(Recorded data)
━━━━━━━━
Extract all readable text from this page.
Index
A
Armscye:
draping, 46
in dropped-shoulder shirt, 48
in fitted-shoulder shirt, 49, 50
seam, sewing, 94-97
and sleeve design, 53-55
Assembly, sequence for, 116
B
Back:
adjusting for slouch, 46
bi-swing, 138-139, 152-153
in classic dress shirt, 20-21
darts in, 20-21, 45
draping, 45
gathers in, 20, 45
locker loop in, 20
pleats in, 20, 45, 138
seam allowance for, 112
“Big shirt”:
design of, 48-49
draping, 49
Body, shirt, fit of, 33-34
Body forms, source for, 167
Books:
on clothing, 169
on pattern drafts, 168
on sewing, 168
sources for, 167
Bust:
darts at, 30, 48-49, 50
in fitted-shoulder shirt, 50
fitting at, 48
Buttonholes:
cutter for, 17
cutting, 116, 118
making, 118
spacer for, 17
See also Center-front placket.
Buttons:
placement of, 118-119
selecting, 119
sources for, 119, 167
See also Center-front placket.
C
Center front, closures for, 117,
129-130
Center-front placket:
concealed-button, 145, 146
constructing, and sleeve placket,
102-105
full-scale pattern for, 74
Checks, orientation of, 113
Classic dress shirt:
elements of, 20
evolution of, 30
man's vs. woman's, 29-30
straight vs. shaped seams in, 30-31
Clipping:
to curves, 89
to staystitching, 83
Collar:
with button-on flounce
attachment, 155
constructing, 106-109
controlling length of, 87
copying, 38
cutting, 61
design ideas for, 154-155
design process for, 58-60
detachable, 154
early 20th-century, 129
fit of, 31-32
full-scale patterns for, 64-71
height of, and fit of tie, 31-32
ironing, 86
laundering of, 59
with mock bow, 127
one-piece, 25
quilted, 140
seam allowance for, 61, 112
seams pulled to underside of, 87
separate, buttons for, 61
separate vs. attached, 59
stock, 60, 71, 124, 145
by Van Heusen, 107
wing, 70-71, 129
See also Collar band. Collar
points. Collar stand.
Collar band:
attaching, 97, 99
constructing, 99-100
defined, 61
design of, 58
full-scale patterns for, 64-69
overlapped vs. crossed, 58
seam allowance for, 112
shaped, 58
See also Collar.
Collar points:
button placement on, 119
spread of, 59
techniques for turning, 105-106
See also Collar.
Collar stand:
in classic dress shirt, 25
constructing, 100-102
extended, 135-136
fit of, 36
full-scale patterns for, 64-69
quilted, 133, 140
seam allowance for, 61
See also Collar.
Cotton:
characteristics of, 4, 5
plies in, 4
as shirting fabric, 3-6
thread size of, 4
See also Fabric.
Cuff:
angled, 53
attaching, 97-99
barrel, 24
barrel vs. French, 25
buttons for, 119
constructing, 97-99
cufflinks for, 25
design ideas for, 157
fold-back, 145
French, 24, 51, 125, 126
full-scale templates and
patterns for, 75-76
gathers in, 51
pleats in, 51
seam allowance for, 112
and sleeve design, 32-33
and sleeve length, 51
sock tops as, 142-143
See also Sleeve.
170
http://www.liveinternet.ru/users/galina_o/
━━━━━━━━
## WORK INSTRUCTIONS
Gather each line in the entries above where the string "with" is found.

## EXERCISE ANSWER
with button-on flounce
with mock bow, 127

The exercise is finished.